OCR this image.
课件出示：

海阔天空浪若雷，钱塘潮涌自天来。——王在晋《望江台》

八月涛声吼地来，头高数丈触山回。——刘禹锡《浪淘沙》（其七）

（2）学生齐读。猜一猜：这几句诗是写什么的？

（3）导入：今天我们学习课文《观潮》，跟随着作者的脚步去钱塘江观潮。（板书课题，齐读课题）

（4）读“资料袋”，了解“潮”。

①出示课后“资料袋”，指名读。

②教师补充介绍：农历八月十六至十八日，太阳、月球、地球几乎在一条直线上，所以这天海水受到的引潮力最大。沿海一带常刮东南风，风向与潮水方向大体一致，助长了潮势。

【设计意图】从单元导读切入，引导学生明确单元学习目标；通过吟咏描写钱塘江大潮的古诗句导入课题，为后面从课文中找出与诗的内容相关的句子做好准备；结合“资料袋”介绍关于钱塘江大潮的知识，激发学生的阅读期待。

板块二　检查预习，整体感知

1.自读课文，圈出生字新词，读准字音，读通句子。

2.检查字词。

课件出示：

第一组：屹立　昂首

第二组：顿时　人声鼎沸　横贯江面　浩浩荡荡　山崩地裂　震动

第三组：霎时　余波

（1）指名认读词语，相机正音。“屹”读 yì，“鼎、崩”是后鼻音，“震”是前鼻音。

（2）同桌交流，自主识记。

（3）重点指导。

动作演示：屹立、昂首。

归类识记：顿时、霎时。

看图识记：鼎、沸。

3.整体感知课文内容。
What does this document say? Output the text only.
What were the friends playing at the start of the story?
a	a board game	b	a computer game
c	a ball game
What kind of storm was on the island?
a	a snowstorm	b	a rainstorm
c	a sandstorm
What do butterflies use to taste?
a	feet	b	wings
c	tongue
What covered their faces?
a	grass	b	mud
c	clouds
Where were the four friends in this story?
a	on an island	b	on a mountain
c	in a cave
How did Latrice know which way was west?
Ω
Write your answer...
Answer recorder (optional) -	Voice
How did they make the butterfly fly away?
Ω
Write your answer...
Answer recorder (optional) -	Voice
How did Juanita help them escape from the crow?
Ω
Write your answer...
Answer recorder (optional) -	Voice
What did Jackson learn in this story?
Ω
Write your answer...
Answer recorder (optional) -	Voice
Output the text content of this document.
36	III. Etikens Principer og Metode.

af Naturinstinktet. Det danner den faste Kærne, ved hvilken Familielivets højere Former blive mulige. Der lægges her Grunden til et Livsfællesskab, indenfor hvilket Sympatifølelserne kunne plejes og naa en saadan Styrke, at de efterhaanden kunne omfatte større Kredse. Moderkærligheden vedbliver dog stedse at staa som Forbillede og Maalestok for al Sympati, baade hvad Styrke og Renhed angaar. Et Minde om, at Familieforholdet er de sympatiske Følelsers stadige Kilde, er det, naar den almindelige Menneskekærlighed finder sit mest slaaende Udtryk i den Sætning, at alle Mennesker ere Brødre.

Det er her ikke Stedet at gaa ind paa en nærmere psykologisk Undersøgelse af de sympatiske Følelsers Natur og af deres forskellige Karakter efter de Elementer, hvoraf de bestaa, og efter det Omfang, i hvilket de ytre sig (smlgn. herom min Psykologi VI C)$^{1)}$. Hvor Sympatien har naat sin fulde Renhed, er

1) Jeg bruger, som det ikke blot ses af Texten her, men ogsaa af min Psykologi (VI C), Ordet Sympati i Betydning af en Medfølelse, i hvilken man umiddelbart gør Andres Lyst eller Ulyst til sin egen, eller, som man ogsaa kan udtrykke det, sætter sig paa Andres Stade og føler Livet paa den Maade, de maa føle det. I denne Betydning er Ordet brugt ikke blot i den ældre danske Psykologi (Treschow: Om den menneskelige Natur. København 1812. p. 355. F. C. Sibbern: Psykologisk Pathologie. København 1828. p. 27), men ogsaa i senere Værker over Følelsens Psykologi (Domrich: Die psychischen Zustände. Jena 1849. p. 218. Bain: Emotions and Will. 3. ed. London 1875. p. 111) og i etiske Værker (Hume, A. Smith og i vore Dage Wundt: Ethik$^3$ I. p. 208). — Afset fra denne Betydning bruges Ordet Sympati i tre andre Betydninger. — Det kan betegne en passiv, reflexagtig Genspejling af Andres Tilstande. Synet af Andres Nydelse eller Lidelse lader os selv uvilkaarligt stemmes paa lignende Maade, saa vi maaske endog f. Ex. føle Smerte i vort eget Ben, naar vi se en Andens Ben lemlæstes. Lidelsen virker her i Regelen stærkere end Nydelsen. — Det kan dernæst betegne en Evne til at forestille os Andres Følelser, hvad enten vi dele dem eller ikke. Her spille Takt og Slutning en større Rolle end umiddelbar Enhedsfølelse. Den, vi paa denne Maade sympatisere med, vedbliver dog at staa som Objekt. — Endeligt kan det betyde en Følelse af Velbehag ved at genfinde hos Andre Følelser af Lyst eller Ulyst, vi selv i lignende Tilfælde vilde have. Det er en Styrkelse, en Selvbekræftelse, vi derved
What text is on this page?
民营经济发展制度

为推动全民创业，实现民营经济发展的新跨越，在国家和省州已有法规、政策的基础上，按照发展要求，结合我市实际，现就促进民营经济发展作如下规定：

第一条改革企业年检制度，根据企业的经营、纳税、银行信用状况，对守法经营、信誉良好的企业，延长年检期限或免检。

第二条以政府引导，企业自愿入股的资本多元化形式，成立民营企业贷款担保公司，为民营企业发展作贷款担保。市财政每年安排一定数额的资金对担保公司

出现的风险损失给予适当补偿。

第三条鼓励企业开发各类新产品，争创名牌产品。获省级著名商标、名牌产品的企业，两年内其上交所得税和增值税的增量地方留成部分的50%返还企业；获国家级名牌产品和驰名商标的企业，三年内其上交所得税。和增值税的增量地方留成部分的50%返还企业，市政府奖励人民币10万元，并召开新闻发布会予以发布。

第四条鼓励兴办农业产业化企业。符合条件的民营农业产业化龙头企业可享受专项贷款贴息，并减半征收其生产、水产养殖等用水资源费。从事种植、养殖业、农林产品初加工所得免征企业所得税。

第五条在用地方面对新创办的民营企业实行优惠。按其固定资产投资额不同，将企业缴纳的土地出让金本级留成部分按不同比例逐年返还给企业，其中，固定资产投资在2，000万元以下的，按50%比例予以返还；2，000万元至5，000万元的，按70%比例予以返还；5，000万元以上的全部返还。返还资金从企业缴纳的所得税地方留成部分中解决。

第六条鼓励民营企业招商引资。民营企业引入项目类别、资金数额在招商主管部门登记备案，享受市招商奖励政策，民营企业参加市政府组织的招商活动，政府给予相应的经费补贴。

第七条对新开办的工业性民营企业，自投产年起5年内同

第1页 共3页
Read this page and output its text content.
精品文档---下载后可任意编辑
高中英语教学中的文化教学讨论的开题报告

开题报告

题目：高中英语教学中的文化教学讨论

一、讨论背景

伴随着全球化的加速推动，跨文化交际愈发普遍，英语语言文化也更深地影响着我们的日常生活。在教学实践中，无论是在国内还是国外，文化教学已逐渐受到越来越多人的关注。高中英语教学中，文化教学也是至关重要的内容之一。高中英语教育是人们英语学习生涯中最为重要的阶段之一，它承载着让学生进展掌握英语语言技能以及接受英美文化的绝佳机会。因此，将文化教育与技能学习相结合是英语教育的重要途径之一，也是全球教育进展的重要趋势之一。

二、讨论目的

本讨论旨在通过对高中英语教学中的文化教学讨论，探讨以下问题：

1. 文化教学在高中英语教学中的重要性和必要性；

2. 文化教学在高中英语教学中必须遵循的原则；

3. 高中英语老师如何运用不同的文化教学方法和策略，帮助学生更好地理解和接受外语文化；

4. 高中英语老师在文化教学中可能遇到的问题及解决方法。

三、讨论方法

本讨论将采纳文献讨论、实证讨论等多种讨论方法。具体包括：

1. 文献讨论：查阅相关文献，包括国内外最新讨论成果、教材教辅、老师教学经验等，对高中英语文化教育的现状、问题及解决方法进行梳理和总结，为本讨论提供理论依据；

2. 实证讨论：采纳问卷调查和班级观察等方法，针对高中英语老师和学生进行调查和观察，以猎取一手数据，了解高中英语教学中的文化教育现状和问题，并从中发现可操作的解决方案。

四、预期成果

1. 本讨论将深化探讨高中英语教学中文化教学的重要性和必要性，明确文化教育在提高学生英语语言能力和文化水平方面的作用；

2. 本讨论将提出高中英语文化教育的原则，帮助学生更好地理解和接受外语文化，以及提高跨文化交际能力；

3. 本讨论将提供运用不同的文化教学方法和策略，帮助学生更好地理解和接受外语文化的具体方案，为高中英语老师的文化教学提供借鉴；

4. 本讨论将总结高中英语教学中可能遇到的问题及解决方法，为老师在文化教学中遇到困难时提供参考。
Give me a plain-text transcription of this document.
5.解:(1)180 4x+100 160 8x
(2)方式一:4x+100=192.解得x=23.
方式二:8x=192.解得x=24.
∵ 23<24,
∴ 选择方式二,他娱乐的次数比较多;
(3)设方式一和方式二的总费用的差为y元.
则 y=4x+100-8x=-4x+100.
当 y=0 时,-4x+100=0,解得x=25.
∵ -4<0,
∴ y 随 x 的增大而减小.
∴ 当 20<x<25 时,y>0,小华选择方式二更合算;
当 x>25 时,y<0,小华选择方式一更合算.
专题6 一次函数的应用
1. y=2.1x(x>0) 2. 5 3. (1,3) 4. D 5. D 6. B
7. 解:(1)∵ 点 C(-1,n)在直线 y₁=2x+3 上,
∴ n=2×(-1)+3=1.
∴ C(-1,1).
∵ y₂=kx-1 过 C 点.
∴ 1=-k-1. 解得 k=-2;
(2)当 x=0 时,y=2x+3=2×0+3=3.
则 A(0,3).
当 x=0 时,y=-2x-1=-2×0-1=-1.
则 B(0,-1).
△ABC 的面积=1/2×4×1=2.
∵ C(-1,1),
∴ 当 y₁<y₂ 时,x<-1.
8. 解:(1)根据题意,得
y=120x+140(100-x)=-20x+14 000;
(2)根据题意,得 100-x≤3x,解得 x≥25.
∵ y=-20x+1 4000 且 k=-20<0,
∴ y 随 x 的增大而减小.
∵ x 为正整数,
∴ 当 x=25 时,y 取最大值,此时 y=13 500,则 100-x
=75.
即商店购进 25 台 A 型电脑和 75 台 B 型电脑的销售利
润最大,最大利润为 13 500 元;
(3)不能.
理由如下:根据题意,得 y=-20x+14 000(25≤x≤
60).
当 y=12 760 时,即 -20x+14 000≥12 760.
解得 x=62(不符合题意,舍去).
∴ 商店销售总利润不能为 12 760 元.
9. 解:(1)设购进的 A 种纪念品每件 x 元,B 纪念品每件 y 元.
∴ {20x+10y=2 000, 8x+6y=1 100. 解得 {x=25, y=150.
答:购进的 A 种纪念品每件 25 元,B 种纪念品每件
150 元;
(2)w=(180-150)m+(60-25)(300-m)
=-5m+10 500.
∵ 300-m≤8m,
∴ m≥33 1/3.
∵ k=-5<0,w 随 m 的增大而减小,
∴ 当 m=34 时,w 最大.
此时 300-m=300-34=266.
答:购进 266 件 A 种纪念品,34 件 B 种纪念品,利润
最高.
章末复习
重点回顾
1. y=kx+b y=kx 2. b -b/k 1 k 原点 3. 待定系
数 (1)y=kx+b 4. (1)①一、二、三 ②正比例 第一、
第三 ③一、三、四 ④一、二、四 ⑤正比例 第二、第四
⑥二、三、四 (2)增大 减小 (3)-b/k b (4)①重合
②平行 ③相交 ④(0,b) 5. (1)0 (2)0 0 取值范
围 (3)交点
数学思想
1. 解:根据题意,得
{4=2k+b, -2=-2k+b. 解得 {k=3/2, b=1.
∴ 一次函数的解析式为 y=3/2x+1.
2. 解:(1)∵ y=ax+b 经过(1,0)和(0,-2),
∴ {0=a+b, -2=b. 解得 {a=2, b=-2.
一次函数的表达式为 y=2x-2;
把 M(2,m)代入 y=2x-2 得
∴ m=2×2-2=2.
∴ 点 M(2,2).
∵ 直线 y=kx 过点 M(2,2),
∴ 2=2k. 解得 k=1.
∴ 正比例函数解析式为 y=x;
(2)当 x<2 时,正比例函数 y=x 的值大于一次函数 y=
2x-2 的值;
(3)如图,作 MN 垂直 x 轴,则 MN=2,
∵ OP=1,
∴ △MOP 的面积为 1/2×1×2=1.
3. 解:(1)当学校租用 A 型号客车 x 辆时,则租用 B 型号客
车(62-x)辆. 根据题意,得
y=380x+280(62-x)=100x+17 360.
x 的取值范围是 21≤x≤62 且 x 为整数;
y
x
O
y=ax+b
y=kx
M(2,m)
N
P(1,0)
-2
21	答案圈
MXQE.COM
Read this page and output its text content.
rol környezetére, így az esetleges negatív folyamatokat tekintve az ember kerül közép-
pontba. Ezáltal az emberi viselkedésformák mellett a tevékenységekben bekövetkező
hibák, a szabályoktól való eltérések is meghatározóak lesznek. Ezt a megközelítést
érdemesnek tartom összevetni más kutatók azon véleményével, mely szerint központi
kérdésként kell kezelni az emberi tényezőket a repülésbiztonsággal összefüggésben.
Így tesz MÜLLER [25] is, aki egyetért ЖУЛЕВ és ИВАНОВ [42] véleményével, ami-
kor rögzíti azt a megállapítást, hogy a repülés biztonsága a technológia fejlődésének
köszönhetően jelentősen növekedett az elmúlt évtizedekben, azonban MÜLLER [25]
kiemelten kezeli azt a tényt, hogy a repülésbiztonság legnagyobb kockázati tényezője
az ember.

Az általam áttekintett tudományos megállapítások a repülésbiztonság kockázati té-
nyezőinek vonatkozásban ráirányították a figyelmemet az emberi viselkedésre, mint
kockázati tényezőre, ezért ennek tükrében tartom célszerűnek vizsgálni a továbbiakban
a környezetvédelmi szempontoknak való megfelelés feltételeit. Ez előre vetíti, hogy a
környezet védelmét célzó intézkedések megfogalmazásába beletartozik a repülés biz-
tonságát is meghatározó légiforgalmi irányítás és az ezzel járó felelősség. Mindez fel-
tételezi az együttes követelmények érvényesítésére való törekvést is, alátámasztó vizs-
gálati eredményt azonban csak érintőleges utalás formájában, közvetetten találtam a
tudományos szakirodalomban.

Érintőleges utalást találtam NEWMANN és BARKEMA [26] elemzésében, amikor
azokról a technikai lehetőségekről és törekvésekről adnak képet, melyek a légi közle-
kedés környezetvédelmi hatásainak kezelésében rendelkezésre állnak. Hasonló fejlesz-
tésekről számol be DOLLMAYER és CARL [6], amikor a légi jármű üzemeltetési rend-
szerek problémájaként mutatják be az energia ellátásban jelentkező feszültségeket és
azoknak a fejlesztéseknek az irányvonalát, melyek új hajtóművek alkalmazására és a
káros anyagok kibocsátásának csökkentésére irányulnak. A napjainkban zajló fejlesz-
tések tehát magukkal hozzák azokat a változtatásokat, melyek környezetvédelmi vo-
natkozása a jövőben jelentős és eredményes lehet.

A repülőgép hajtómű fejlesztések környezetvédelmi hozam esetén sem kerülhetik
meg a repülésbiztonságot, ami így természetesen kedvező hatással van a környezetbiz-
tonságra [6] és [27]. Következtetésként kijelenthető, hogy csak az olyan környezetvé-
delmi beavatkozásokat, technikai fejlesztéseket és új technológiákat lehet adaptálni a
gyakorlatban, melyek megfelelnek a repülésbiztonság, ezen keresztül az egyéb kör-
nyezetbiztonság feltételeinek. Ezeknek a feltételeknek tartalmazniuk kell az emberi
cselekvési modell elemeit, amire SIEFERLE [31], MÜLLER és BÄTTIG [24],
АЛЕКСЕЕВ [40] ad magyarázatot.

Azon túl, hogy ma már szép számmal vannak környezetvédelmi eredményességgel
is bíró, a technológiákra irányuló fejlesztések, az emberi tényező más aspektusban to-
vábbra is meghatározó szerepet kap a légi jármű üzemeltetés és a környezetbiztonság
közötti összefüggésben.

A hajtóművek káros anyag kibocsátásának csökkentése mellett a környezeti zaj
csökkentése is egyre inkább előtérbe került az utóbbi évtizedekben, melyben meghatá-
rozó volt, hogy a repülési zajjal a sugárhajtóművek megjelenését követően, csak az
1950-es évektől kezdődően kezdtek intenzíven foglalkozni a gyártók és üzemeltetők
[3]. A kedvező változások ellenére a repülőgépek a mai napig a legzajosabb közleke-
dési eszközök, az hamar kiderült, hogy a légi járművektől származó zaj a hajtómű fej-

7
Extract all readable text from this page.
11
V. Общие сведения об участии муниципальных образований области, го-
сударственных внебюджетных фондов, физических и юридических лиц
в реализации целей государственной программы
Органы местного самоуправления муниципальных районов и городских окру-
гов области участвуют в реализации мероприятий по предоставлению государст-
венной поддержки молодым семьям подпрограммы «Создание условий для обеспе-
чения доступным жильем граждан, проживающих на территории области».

_ _ _ _ _

REQUEST — Copy only this span: the line that contains "Extract all readable text from this page.", the last line, and every line between them.

TASK RESULT —
Extract all readable text from this page.
11
V. Общие сведения об участии муниципальных образований области, го-
сударственных внебюджетных фондов, физических и юридических лиц
в реализации целей государственной программы
Органы местного самоуправления муниципальных районов и городских окру-
гов области участвуют в реализации мероприятий по предоставлению государст-
венной поддержки молодым семьям подпрограммы «Создание условий для обеспе-
чения доступным жильем граждан, проживающих на территории области».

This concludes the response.